Filter the listing below, copying every line in which the word "生成报价单" appears.

** BEGIN **

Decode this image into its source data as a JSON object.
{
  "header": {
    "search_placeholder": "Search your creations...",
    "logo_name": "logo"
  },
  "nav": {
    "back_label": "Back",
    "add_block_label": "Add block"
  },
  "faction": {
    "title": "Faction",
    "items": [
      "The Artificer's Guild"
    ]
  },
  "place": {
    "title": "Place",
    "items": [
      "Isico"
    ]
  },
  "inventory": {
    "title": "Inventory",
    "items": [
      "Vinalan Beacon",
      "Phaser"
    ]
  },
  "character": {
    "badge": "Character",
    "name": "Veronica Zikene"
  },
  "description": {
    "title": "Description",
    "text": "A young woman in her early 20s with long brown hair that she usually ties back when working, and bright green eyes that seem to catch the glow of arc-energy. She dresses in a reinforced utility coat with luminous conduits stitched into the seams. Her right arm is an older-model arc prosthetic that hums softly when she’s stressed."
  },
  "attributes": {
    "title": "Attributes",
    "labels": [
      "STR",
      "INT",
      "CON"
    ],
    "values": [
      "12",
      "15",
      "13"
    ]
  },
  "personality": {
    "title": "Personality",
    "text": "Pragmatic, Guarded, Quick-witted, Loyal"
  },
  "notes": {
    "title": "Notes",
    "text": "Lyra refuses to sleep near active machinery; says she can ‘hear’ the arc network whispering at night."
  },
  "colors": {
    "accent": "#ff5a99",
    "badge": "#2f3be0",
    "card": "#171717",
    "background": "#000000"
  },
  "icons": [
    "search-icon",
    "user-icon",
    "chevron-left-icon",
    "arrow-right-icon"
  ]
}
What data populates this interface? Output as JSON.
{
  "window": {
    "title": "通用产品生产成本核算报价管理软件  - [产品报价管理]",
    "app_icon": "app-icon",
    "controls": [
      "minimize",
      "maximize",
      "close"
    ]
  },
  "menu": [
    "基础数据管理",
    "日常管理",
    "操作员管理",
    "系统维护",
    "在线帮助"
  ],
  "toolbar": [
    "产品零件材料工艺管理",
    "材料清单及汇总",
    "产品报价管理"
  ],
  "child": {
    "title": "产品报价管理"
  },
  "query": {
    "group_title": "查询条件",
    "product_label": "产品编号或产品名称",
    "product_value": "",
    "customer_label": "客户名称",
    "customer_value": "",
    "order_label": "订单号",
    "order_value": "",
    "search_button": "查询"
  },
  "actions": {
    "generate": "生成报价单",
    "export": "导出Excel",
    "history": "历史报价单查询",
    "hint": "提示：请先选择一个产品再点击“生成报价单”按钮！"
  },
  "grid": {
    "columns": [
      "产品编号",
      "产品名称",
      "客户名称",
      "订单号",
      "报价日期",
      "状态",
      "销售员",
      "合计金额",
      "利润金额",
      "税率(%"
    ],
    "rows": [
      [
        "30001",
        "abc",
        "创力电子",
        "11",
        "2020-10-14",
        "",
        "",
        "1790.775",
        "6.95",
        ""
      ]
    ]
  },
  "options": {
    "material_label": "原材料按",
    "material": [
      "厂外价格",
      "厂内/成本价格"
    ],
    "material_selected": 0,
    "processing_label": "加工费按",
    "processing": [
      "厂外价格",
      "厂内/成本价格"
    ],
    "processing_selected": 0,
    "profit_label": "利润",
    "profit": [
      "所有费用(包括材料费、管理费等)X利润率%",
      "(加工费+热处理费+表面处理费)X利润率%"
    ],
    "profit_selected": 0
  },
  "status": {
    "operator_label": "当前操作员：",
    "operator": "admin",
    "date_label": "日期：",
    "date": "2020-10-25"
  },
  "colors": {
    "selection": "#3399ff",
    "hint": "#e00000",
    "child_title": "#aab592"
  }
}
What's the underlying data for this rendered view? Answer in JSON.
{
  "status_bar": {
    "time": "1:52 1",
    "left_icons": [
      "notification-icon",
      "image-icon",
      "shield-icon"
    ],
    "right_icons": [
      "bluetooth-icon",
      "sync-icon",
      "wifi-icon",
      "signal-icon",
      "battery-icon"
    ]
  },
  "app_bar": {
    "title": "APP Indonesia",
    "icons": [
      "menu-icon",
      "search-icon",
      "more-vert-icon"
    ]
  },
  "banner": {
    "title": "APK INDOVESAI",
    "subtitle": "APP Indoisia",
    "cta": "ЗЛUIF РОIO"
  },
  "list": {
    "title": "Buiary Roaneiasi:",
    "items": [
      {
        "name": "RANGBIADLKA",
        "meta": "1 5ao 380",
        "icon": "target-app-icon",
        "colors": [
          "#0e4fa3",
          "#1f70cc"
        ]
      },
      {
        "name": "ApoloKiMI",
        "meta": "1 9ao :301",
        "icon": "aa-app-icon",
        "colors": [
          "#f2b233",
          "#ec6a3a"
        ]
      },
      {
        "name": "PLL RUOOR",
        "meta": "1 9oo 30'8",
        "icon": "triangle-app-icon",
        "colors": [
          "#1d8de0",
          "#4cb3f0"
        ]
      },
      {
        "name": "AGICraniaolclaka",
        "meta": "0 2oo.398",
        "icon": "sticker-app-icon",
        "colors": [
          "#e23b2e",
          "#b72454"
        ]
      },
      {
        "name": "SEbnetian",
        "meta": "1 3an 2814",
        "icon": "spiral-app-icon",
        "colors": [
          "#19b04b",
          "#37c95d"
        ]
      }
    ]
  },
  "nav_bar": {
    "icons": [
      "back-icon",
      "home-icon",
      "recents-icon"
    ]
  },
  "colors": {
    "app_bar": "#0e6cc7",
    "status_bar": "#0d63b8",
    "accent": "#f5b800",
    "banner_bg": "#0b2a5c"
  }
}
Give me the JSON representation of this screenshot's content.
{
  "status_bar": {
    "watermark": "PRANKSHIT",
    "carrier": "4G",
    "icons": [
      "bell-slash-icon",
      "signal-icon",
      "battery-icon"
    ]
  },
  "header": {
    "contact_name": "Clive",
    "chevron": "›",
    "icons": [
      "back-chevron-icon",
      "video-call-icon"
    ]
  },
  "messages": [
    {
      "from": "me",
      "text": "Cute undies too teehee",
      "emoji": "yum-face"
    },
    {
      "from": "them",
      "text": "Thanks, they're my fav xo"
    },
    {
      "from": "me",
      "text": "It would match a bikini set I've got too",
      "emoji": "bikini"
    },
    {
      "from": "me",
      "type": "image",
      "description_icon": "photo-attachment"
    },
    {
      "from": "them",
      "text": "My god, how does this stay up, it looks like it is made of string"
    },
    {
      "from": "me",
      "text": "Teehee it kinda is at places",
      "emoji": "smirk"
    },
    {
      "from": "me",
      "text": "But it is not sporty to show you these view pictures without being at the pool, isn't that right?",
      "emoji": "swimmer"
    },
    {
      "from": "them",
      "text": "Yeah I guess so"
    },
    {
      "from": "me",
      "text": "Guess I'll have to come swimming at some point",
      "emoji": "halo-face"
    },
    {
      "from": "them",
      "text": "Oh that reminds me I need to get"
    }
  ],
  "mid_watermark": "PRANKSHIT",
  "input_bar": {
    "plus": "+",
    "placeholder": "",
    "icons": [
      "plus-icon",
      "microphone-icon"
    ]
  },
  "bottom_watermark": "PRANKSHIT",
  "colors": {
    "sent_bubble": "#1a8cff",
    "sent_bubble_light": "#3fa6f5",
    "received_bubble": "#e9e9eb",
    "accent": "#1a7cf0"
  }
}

** END **

▸ **Written answer**:
    "generate": "生成报价单",
    "hint": "提示：请先选择一个产品再点击“生成报价单”按钮！"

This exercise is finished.